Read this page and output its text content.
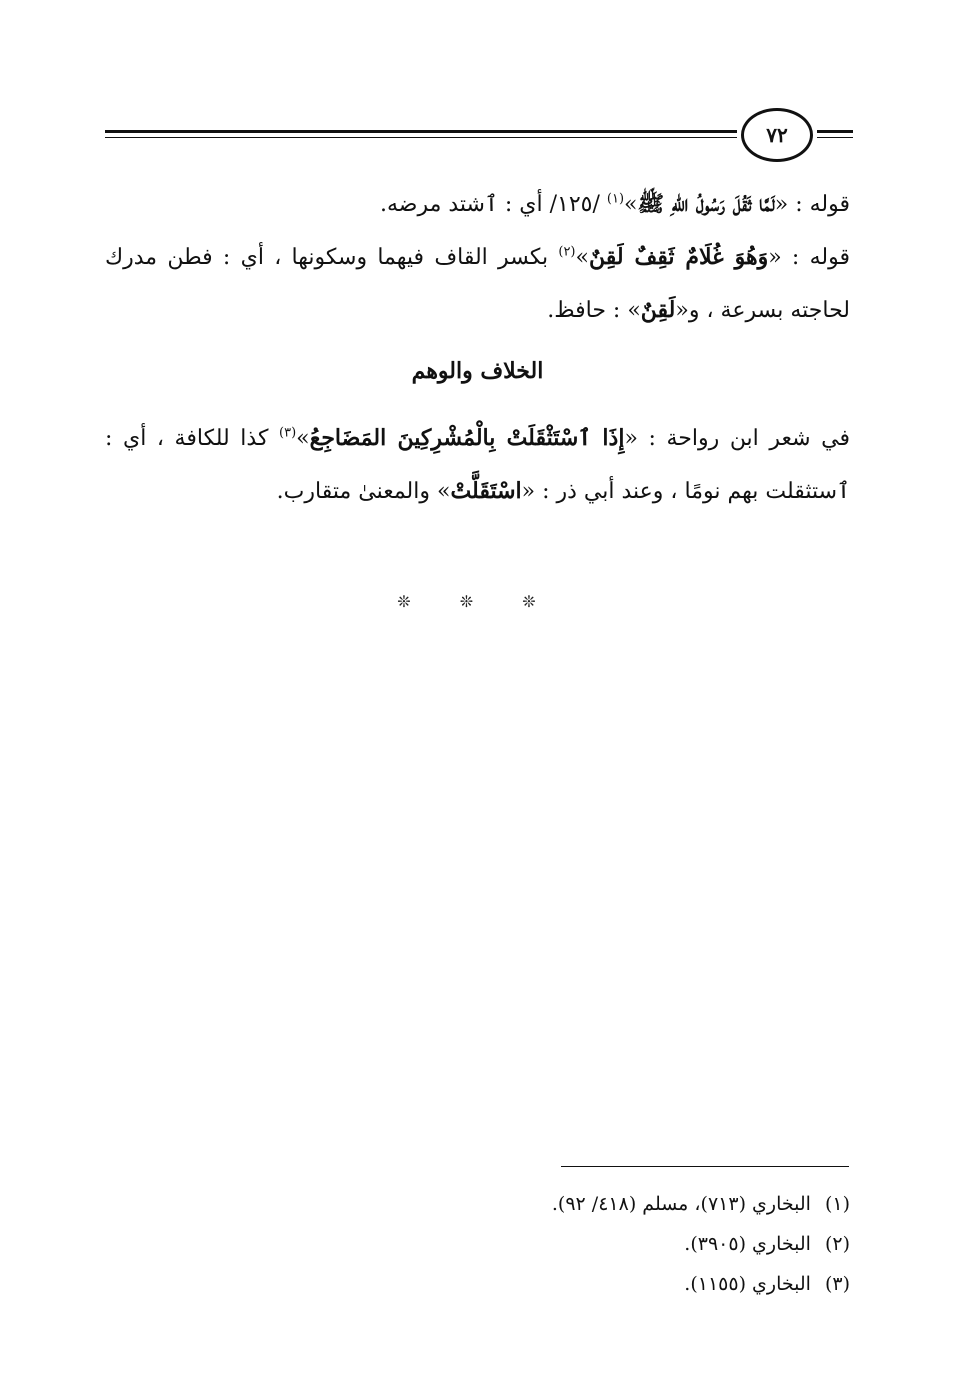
٧٢

قوله : «لَمَّا ثَقُلَ رَسُولُ اللهِ ﷺ»$^{(١)}$ /١٢٥/ أي : ٱشتد مرضه.

قوله : «وَهُوَ غُلَامٌ ثَقِفٌ لَقِنٌ»$^{(٢)}$ بكسر القاف فيهما وسكونها ، أي : فطن مدرك لحاجته بسرعة ، و«لَقِنٌ» : حافظ.

الخلاف والوهم

في شعر ابن رواحة : «إِذَا ٱسْتَثْقَلَتْ بِالْمُشْرِكِينَ المَضَاجِعُ»$^{(٣)}$ كذا للكافة ، أي : ٱستثقلت بهم نومًا ، وعند أبي ذر : «اسْتَقَلَّتْ» والمعنىٰ متقارب.

❊ ❊ ❊
(١)البخاري (٧١٣)، مسلم (٤١٨/ ٩٢).
(٢)البخاري (٣٩٠٥).
(٣)البخاري (١١٥٥).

####

TASK DETAILS: Go through the data above and transcribe it in full, omitting any image.

ANSWER TO THIS EXERCISE:
Read this page and output its text content.
٧٢

قوله : «لَمَّا ثَقُلَ رَسُولُ اللهِ ﷺ»$^{(١)}$ /١٢٥/ أي : ٱشتد مرضه.

قوله : «وَهُوَ غُلَامٌ ثَقِفٌ لَقِنٌ»$^{(٢)}$ بكسر القاف فيهما وسكونها ، أي : فطن مدرك لحاجته بسرعة ، و«لَقِنٌ» : حافظ.

الخلاف والوهم

في شعر ابن رواحة : «إِذَا ٱسْتَثْقَلَتْ بِالْمُشْرِكِينَ المَضَاجِعُ»$^{(٣)}$ كذا للكافة ، أي : ٱستثقلت بهم نومًا ، وعند أبي ذر : «اسْتَقَلَّتْ» والمعنىٰ متقارب.

❊ ❊ ❊
(١)البخاري (٧١٣)، مسلم (٤١٨/ ٩٢).
(٢)البخاري (٣٩٠٥).
(٣)البخاري (١١٥٥).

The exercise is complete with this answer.